Available data:
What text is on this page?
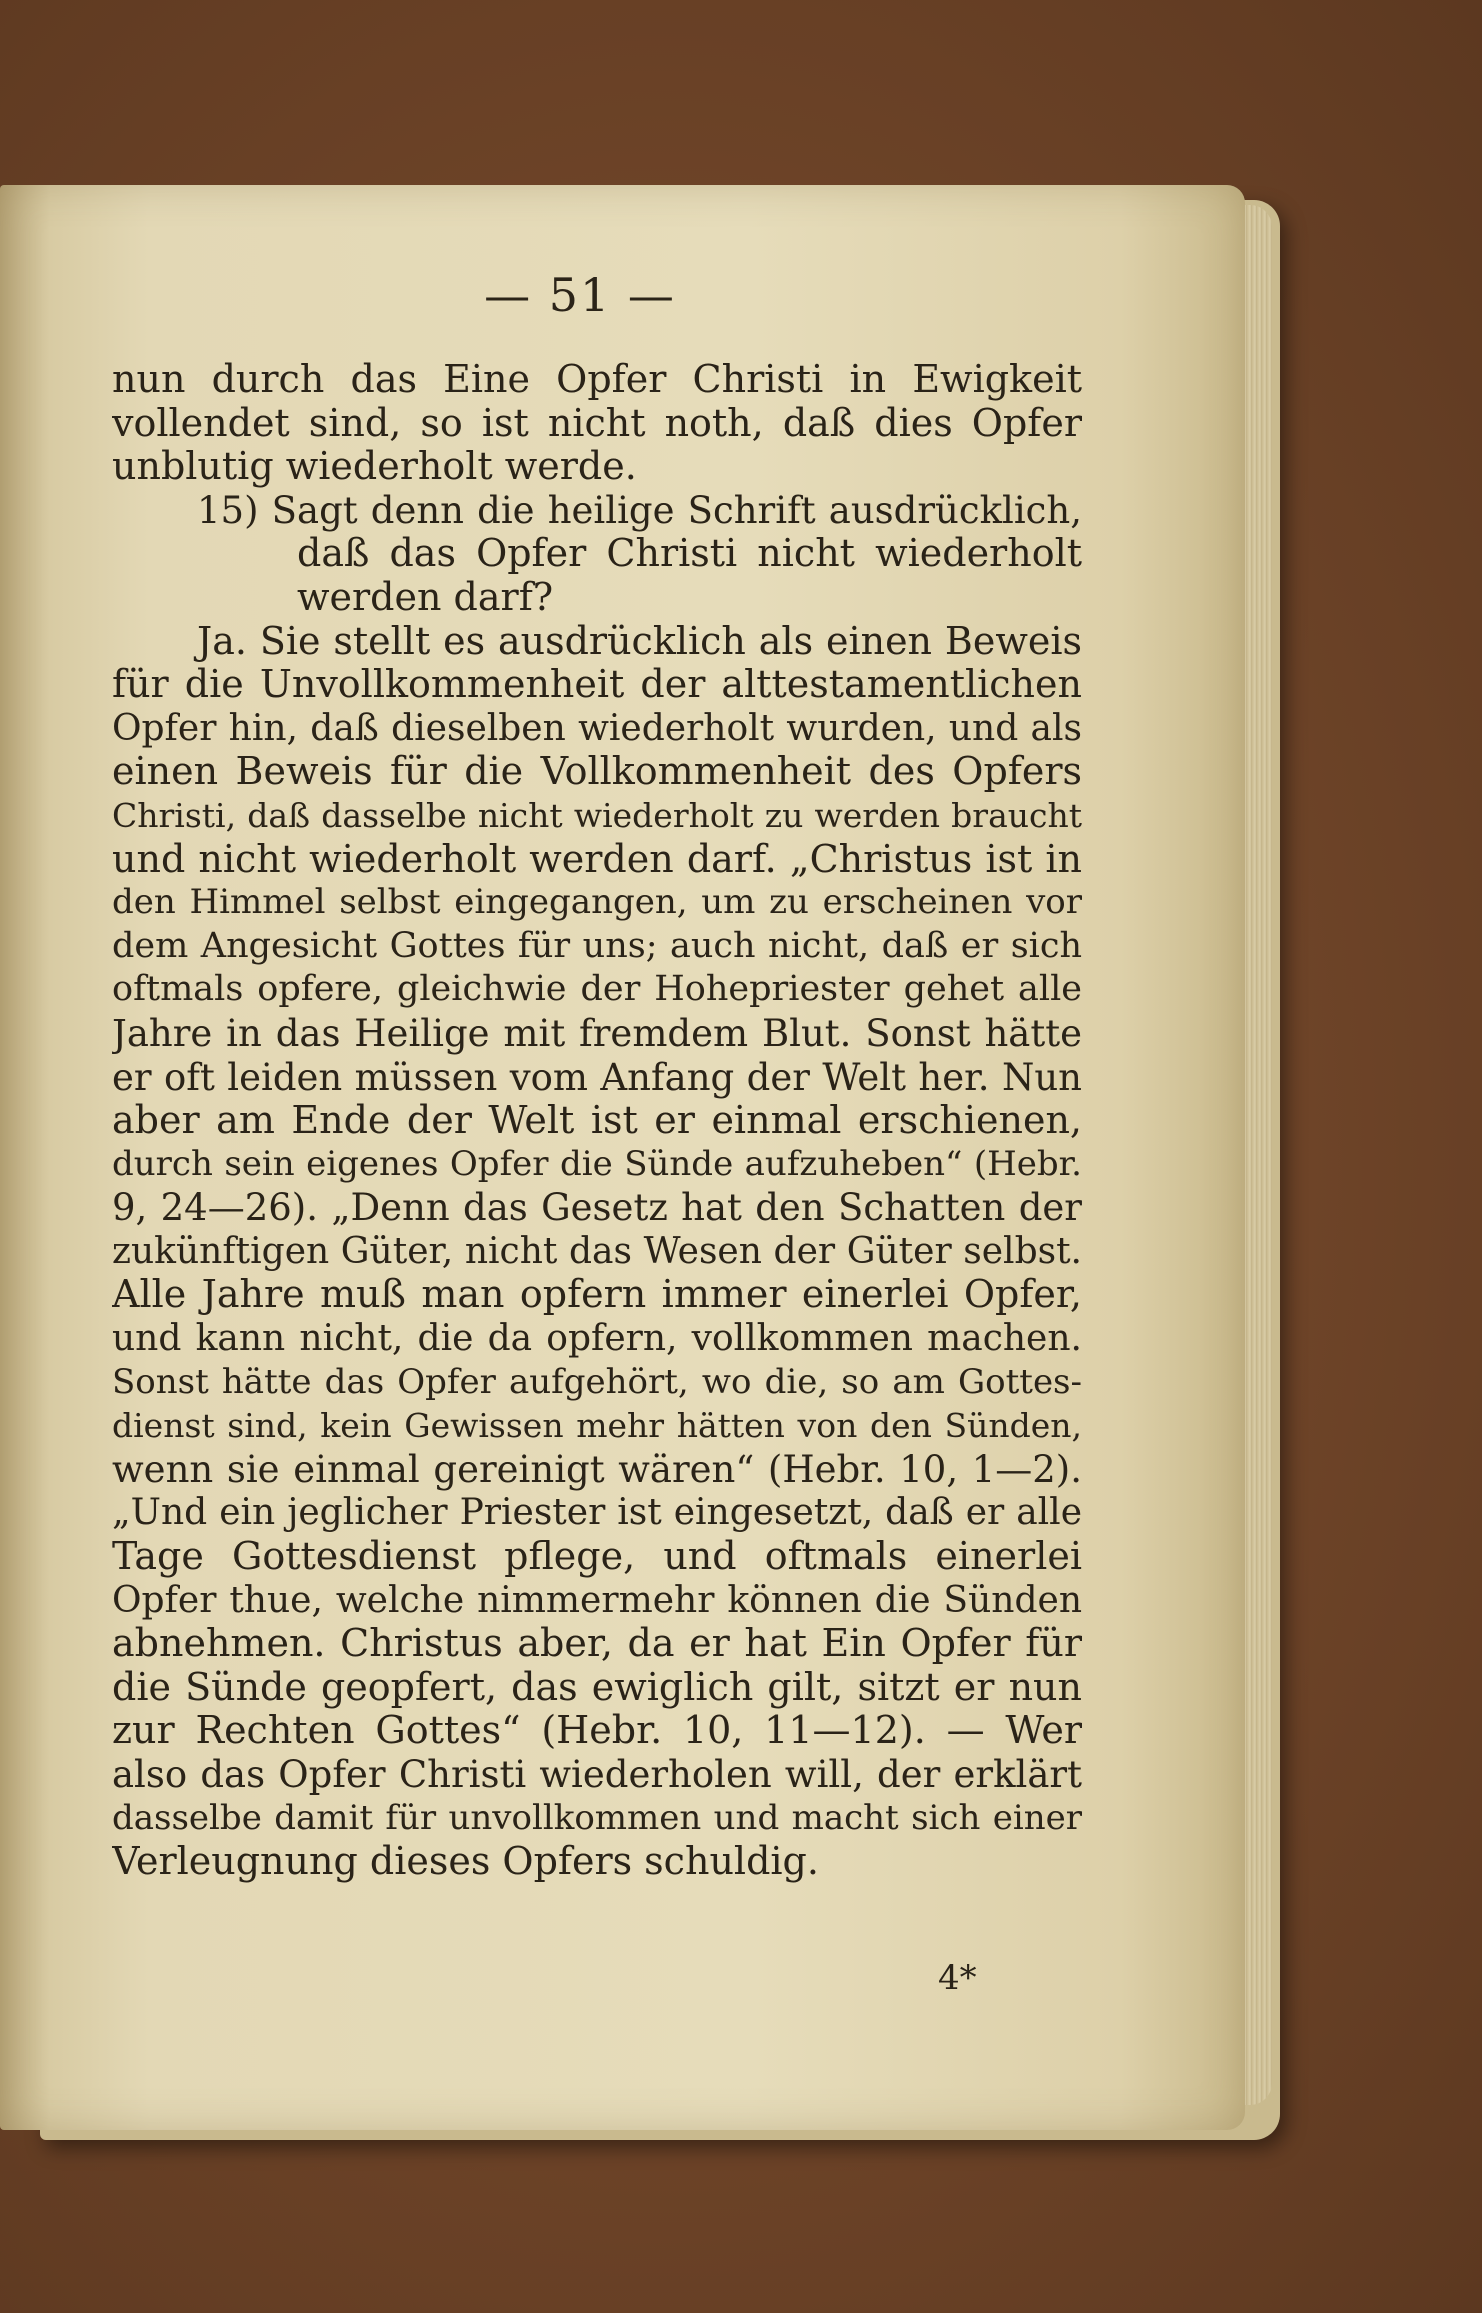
— 51 —
nun durch das Eine Opfer Christi in Ewigkeit
vollendet sind, so ist nicht noth, daß dies Opfer
unblutig wiederholt werde.
15) Sagt denn die heilige Schrift ausdrücklich,
daß das Opfer Christi nicht wiederholt
werden darf?
Ja. Sie stellt es ausdrücklich als einen Beweis
für die Unvollkommenheit der alttestamentlichen
Opfer hin, daß dieselben wiederholt wurden, und als
einen Beweis für die Vollkommenheit des Opfers
Christi, daß dasselbe nicht wiederholt zu werden braucht
und nicht wiederholt werden darf. „Christus ist in
den Himmel selbst eingegangen, um zu erscheinen vor
dem Angesicht Gottes für uns; auch nicht, daß er sich
oftmals opfere, gleichwie der Hohepriester gehet alle
Jahre in das Heilige mit fremdem Blut. Sonst hätte
er oft leiden müssen vom Anfang der Welt her. Nun
aber am Ende der Welt ist er einmal erschienen,
durch sein eigenes Opfer die Sünde aufzuheben“ (Hebr.
9, 24—26). „Denn das Gesetz hat den Schatten der
zukünftigen Güter, nicht das Wesen der Güter selbst.
Alle Jahre muß man opfern immer einerlei Opfer,
und kann nicht, die da opfern, vollkommen machen.
Sonst hätte das Opfer aufgehört, wo die, so am Gottes-
dienst sind, kein Gewissen mehr hätten von den Sünden,
wenn sie einmal gereinigt wären“ (Hebr. 10, 1—2).
„Und ein jeglicher Priester ist eingesetzt, daß er alle
Tage Gottesdienst pflege, und oftmals einerlei
Opfer thue, welche nimmermehr können die Sünden
abnehmen. Christus aber, da er hat Ein Opfer für
die Sünde geopfert, das ewiglich gilt, sitzt er nun
zur Rechten Gottes“ (Hebr. 10, 11—12). — Wer
also das Opfer Christi wiederholen will, der erklärt
dasselbe damit für unvollkommen und macht sich einer
Verleugnung dieses Opfers schuldig.
4*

About this exercise: Say how many lines of the records include the string "Hebr"; the number alone is enough.

Task answer: 3